DESCRIPTION OF THE TASK
Each line of the material must be returned exactly.

** START OF AVAILABLE DATA **

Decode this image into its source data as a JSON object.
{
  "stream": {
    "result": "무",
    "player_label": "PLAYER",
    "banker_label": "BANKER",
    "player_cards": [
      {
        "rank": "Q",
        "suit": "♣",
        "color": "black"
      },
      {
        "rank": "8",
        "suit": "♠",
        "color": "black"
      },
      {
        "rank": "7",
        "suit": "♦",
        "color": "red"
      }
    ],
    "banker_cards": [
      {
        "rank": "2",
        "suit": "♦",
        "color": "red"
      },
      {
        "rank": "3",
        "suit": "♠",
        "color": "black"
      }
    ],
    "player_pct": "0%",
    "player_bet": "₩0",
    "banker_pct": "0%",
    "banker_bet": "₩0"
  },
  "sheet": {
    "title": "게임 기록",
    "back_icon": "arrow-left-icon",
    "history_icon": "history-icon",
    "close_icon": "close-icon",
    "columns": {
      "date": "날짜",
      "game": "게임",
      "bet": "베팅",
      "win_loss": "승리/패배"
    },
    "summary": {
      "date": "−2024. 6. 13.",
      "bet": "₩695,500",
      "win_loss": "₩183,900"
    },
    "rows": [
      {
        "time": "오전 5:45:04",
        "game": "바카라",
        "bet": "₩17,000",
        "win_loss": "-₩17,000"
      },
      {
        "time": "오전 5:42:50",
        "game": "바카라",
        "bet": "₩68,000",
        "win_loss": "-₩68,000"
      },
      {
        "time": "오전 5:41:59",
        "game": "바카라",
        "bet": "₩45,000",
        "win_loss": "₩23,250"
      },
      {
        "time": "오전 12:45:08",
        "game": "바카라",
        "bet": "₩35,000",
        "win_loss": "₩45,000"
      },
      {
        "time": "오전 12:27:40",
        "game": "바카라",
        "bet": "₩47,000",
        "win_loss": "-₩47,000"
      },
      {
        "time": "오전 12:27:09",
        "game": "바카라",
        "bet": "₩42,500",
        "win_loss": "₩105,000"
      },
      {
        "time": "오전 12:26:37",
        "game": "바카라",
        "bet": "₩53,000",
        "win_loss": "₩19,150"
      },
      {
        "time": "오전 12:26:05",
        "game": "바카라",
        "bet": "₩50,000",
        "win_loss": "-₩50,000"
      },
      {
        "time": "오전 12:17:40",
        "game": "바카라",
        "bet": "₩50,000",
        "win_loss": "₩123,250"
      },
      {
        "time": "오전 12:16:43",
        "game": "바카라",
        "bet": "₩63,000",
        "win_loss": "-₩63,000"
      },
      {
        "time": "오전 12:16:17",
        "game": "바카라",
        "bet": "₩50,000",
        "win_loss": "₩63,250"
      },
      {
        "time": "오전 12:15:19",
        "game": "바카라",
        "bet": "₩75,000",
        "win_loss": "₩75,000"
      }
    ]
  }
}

** END OF AVAILABLE DATA **

WRITTEN ANSWER
Decode this image into its source data as a JSON object.
{
  "stream": {
    "result": "무",
    "player_label": "PLAYER",
    "banker_label": "BANKER",
    "player_cards": [
      {
        "rank": "Q",
        "suit": "♣",
        "color": "black"
      },
      {
        "rank": "8",
        "suit": "♠",
        "color": "black"
      },
      {
        "rank": "7",
        "suit": "♦",
        "color": "red"
      }
    ],
    "banker_cards": [
      {
        "rank": "2",
        "suit": "♦",
        "color": "red"
      },
      {
        "rank": "3",
        "suit": "♠",
        "color": "black"
      }
    ],
    "player_pct": "0%",
    "player_bet": "₩0",
    "banker_pct": "0%",
    "banker_bet": "₩0"
  },
  "sheet": {
    "title": "게임 기록",
    "back_icon": "arrow-left-icon",
    "history_icon": "history-icon",
    "close_icon": "close-icon",
    "columns": {
      "date": "날짜",
      "game": "게임",
      "bet": "베팅",
      "win_loss": "승리/패배"
    },
    "summary": {
      "date": "−2024. 6. 13.",
      "bet": "₩695,500",
      "win_loss": "₩183,900"
    },
    "rows": [
      {
        "time": "오전 5:45:04",
        "game": "바카라",
        "bet": "₩17,000",
        "win_loss": "-₩17,000"
      },
      {
        "time": "오전 5:42:50",
        "game": "바카라",
        "bet": "₩68,000",
        "win_loss": "-₩68,000"
      },
      {
        "time": "오전 5:41:59",
        "game": "바카라",
        "bet": "₩45,000",
        "win_loss": "₩23,250"
      },
      {
        "time": "오전 12:45:08",
        "game": "바카라",
        "bet": "₩35,000",
        "win_loss": "₩45,000"
      },
      {
        "time": "오전 12:27:40",
        "game": "바카라",
        "bet": "₩47,000",
        "win_loss": "-₩47,000"
      },
      {
        "time": "오전 12:27:09",
        "game": "바카라",
        "bet": "₩42,500",
        "win_loss": "₩105,000"
      },
      {
        "time": "오전 12:26:37",
        "game": "바카라",
        "bet": "₩53,000",
        "win_loss": "₩19,150"
      },
      {
        "time": "오전 12:26:05",
        "game": "바카라",
        "bet": "₩50,000",
        "win_loss": "-₩50,000"
      },
      {
        "time": "오전 12:17:40",
        "game": "바카라",
        "bet": "₩50,000",
        "win_loss": "₩123,250"
      },
      {
        "time": "오전 12:16:43",
        "game": "바카라",
        "bet": "₩63,000",
        "win_loss": "-₩63,000"
      },
      {
        "time": "오전 12:16:17",
        "game": "바카라",
        "bet": "₩50,000",
        "win_loss": "₩63,250"
      },
      {
        "time": "오전 12:15:19",
        "game": "바카라",
        "bet": "₩75,000",
        "win_loss": "₩75,000"
      }
    ]
  }
}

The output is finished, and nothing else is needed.